▶ [Task data]
↓
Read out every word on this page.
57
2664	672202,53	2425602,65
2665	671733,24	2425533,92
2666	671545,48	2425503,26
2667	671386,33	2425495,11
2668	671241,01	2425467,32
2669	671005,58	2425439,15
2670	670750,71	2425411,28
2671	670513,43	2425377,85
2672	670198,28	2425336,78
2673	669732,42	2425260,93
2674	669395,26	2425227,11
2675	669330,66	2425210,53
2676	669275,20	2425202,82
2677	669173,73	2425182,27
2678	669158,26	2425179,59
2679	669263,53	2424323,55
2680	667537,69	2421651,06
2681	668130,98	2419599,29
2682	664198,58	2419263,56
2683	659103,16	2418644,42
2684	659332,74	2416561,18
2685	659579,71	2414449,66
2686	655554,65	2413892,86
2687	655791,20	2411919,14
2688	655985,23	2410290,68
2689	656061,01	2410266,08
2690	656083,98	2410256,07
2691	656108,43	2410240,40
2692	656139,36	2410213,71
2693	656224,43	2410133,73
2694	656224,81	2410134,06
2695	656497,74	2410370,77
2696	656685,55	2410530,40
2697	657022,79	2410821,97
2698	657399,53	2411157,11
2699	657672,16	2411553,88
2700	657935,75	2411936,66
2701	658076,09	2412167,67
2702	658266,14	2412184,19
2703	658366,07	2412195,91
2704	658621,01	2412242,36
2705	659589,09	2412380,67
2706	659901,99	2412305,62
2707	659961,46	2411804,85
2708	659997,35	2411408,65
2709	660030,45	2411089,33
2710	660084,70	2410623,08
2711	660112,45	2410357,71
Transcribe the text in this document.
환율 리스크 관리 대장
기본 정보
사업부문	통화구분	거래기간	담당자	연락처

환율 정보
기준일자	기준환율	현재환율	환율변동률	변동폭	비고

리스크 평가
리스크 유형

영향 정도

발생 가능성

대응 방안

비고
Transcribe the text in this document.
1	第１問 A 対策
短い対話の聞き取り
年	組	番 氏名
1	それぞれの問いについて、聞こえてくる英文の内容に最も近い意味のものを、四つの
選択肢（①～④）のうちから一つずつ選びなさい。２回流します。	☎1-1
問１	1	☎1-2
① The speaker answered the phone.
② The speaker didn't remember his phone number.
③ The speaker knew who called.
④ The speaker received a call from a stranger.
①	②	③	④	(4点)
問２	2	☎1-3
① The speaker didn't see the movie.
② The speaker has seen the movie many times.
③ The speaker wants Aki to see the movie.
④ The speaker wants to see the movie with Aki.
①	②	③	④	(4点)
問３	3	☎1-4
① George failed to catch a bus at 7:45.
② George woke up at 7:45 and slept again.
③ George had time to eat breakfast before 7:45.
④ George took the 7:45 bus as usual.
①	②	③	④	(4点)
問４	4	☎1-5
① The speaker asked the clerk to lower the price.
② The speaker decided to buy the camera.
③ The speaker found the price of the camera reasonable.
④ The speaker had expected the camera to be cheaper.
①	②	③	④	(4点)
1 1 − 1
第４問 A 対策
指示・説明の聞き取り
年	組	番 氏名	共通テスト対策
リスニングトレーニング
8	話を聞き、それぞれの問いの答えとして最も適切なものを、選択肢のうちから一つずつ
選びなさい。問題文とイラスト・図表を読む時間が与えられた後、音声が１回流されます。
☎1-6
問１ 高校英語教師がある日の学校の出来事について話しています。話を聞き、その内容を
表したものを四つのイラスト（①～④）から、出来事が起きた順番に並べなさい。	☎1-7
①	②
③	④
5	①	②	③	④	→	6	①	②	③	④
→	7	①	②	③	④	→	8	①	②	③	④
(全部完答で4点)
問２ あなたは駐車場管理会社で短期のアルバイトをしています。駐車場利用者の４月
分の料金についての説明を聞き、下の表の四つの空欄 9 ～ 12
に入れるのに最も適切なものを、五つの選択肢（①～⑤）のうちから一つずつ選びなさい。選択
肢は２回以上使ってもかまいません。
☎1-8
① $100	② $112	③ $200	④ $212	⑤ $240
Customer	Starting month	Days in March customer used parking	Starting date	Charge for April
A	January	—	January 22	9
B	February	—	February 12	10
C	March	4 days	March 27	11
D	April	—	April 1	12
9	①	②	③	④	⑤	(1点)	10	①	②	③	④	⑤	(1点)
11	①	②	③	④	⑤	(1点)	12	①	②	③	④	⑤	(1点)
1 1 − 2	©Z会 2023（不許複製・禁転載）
↑
▶ [Your goal] In the entries above, find each line with the word "phone" and show it.

▶ [Problem solution]
① The speaker answered the phone.
② The speaker didn't remember his phone number.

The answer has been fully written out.